= Stated task =
Count the lines containing "диагностики" in the entries underneath, and state that count without anything else.

** START Record extracts **

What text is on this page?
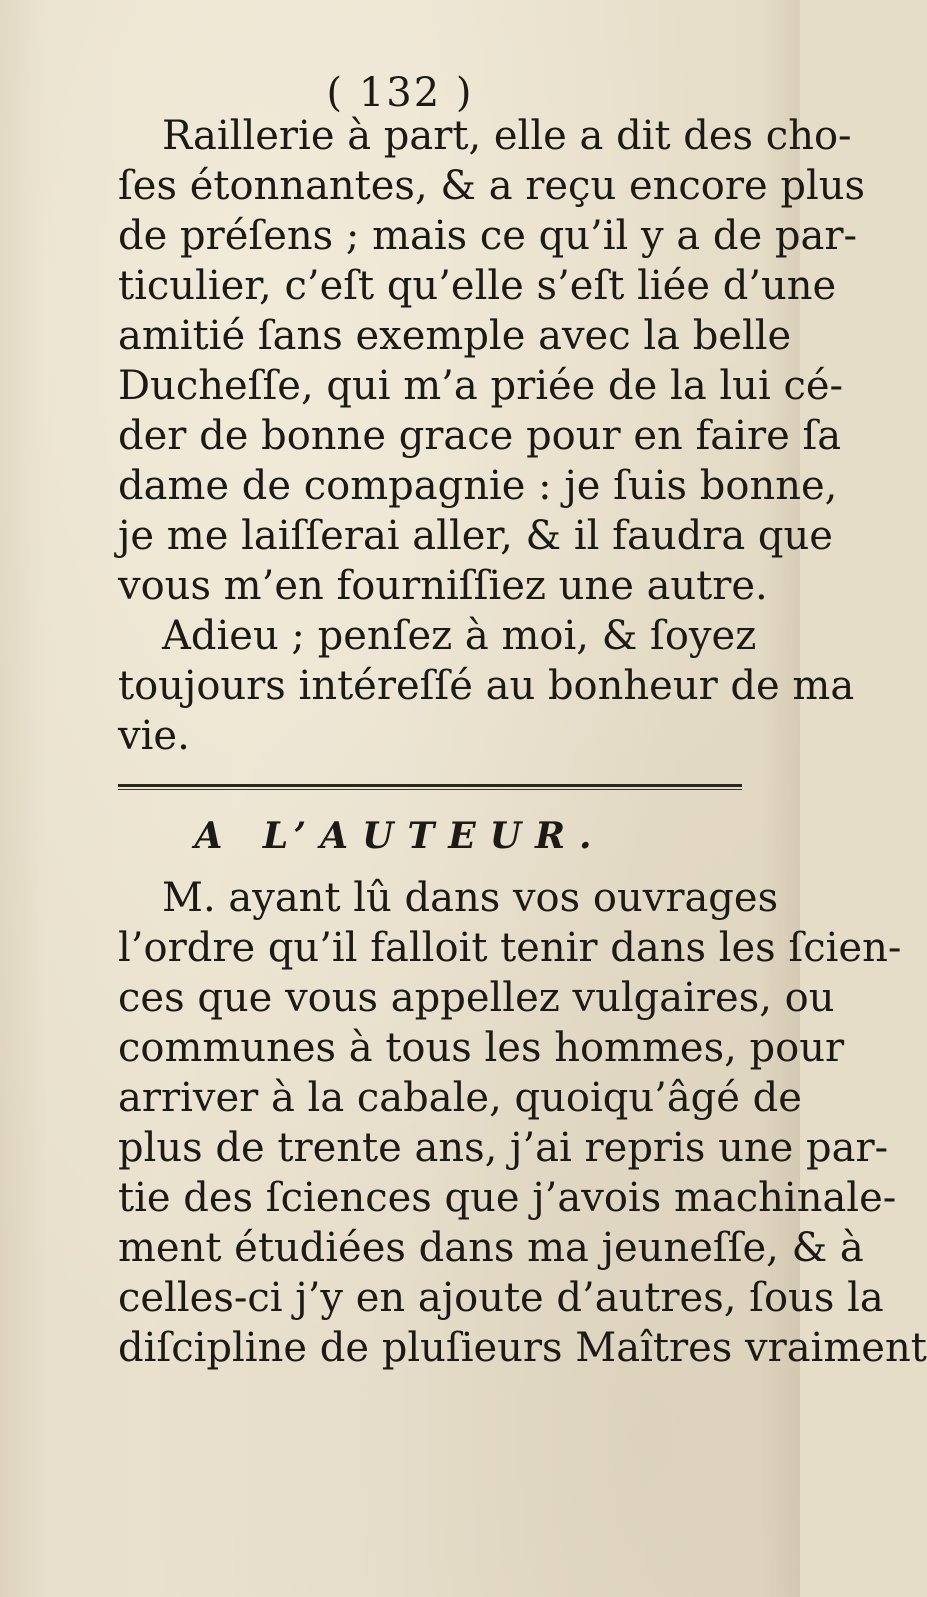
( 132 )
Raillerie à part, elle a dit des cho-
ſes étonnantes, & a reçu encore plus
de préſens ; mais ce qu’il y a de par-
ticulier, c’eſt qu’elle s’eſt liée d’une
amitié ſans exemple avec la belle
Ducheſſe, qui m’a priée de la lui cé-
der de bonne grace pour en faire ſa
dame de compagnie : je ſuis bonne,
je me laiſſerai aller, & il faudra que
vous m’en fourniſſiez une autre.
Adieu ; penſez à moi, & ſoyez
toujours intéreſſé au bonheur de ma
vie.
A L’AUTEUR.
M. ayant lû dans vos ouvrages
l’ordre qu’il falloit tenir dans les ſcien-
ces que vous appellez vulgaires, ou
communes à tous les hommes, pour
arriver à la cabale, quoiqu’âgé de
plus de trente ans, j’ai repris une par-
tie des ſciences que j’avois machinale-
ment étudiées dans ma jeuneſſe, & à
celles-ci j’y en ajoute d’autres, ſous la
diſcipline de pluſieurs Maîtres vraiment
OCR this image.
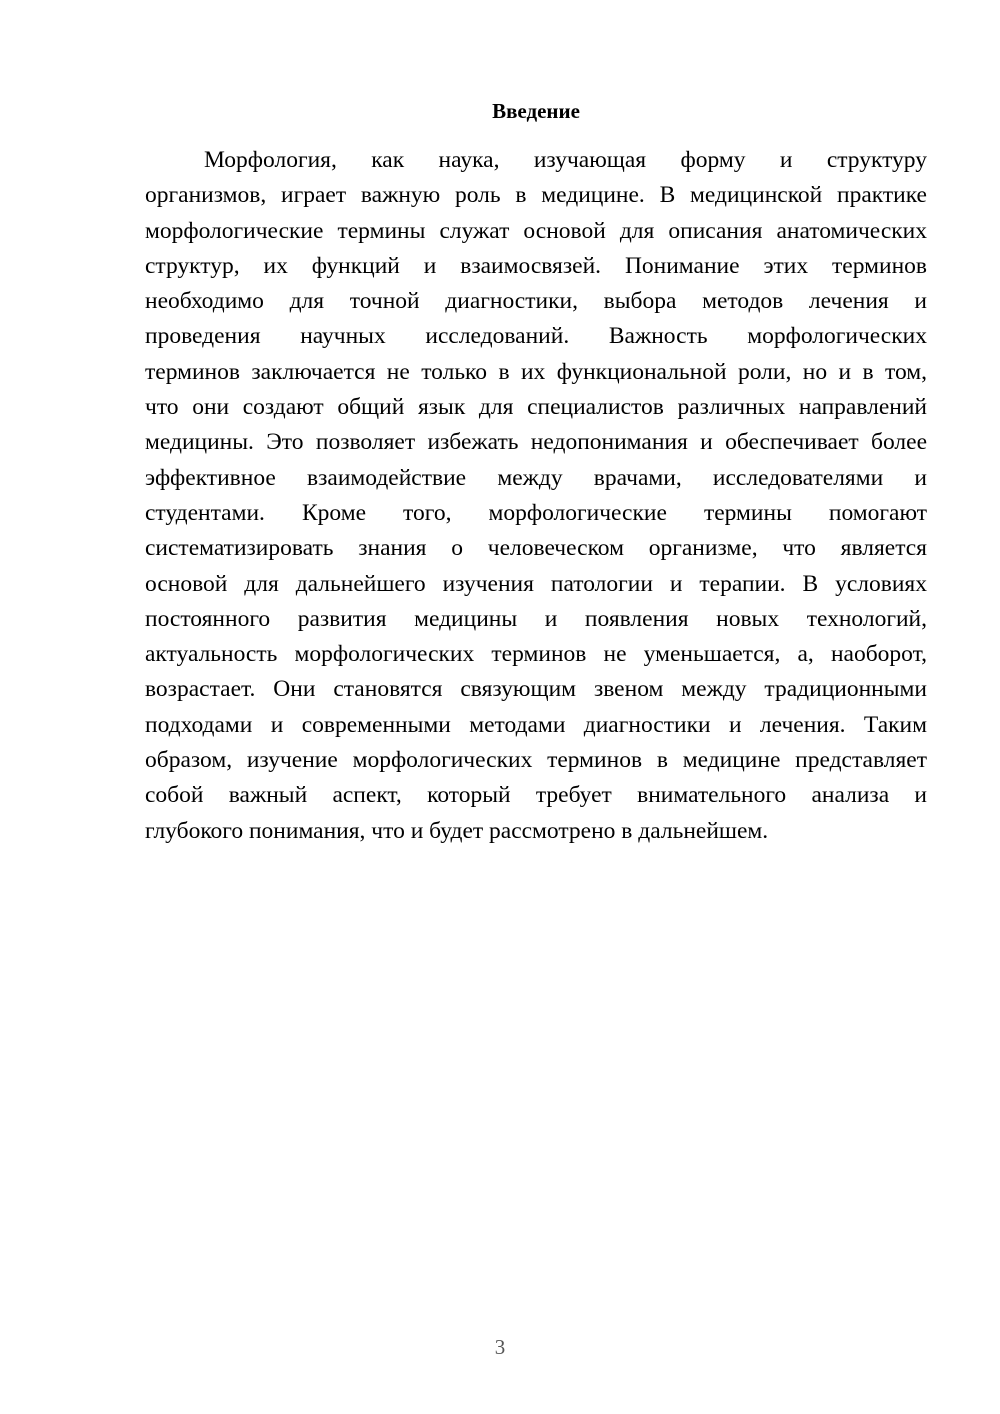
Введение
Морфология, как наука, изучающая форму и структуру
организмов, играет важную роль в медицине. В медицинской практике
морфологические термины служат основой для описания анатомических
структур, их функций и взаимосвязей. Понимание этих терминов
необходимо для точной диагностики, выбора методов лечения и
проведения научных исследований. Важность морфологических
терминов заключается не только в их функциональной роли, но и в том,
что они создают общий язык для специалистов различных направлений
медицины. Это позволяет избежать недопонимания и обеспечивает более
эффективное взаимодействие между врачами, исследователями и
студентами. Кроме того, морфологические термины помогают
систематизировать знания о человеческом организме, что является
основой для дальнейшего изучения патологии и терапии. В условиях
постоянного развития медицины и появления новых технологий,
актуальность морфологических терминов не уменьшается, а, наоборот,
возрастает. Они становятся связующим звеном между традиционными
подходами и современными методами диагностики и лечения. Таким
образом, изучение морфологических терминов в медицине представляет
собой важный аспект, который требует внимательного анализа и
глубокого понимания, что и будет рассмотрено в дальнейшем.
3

** END Record extracts **

= Problem solution =
2